> _Exercise objective_:
Please copy the lines between the one containing "189, 351, 206]" and the one containing "menu-table-view[interactable]: Table View", inclusive, reproducing them without any change.

(Element boundary entries)

· · ·

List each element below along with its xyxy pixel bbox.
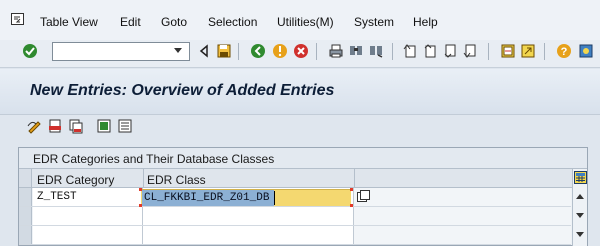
edr-class-input[interactable]: CL_FKKBI_EDR_Z01_DB [141, 189, 351, 206]
table-row: Z_TEST CL_FKKBI_EDR_Z01_DB [19, 188, 571, 207]
shortcut-icon[interactable] [520, 43, 536, 59]
command-dropdown-icon[interactable] [174, 48, 182, 53]
page-title: New Entries: Overview of Added Entries [30, 82, 335, 99]
save-icon[interactable] [216, 43, 232, 59]
menu-selection[interactable]: Selection [208, 15, 257, 29]
cancel-icon[interactable] [293, 43, 309, 59]
row-selector[interactable] [19, 188, 32, 206]
select-all-rows-button[interactable] [19, 169, 32, 187]
scroll-down-icon[interactable] [576, 213, 584, 218]
delete-icon[interactable] [47, 118, 63, 134]
edr-class-cell[interactable] [143, 207, 354, 225]
menu-table-view[interactable]: Table View [40, 15, 98, 29]
help-icon[interactable]: ? [556, 43, 572, 59]
vertical-scrollbar[interactable] [572, 169, 587, 246]
text-cursor [274, 191, 275, 205]
edr-class-cell[interactable] [143, 226, 354, 244]
command-field[interactable] [52, 42, 190, 61]
menu-edit[interactable]: Edit [120, 15, 141, 29]
menu-bar: Table View Edit Goto Selection Utilities… [0, 0, 600, 40]
svg-text:?: ? [561, 46, 568, 58]
edr-category-cell[interactable]: Z_TEST [33, 188, 143, 206]
find-icon[interactable] [348, 43, 364, 59]
first-page-icon[interactable] [402, 43, 418, 59]
menu-utilities[interactable]: Utilities(M) [277, 15, 334, 29]
row-selector[interactable] [19, 226, 32, 244]
deselect-all-icon[interactable] [117, 118, 133, 134]
table-caption: EDR Categories and Their Database Classe… [19, 148, 587, 169]
edr-category-value: Z_TEST [37, 191, 77, 203]
exit-icon[interactable] [250, 43, 266, 59]
scroll-up-icon[interactable] [576, 194, 584, 199]
copy-as-icon[interactable] [68, 118, 84, 134]
enter-checkmark-icon[interactable] [22, 43, 38, 59]
find-next-icon[interactable] [368, 43, 384, 59]
column-header-edr-class[interactable]: EDR Class [147, 173, 206, 187]
table-caption-text: EDR Categories and Their Database Classe… [33, 152, 275, 166]
table-header: EDR Category EDR Class [19, 169, 587, 188]
edr-category-cell[interactable] [33, 226, 143, 244]
row-selector[interactable] [19, 207, 32, 225]
select-all-icon[interactable] [96, 118, 112, 134]
previous-page-icon[interactable] [422, 43, 438, 59]
standard-toolbar: ? [0, 40, 600, 68]
edr-class-value: CL_FKKBI_EDR_Z01_DB [144, 192, 270, 204]
cancel-icon[interactable] [272, 43, 288, 59]
table-settings-icon[interactable] [574, 171, 587, 184]
create-session-icon[interactable] [500, 43, 516, 59]
last-page-icon[interactable] [462, 43, 478, 59]
menu-goto[interactable]: Goto [161, 15, 187, 29]
next-page-icon[interactable] [442, 43, 458, 59]
back-icon[interactable] [196, 43, 212, 59]
focus-marker [139, 188, 142, 191]
application-toolbar [0, 115, 600, 139]
change-display-icon[interactable] [26, 118, 42, 134]
edr-category-cell[interactable] [33, 207, 143, 225]
table-row [19, 226, 571, 245]
column-header-edr-category[interactable]: EDR Category [37, 173, 114, 187]
table-control: EDR Categories and Their Database Classe… [18, 147, 588, 246]
system-menu-icon[interactable] [11, 13, 24, 25]
value-help-icon[interactable] [357, 190, 370, 203]
menu-help[interactable]: Help [413, 15, 438, 29]
title-bar: New Entries: Overview of Added Entries [0, 69, 600, 115]
focus-marker [350, 188, 353, 191]
print-icon[interactable] [328, 43, 344, 59]
scroll-to-bottom-icon[interactable] [576, 232, 584, 237]
menu-system[interactable]: System [354, 15, 394, 29]
table-row [19, 207, 571, 226]
customize-layout-icon[interactable] [578, 43, 594, 59]
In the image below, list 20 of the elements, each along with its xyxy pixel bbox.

· · ·

> _The response_:
edr-class-input[interactable]: CL_FKKBI_EDR_Z01_DB [141, 189, 351, 206]
table-row: Z_TEST CL_FKKBI_EDR_Z01_DB [19, 188, 571, 207]
shortcut-icon[interactable] [520, 43, 536, 59]
command-dropdown-icon[interactable] [174, 48, 182, 53]
page-title: New Entries: Overview of Added Entries [30, 82, 335, 99]
save-icon[interactable] [216, 43, 232, 59]
menu-selection[interactable]: Selection [208, 15, 257, 29]
cancel-icon[interactable] [293, 43, 309, 59]
row-selector[interactable] [19, 188, 32, 206]
select-all-rows-button[interactable] [19, 169, 32, 187]
scroll-down-icon[interactable] [576, 213, 584, 218]
delete-icon[interactable] [47, 118, 63, 134]
edr-class-cell[interactable] [143, 207, 354, 225]
menu-table-view[interactable]: Table View [40, 15, 98, 29]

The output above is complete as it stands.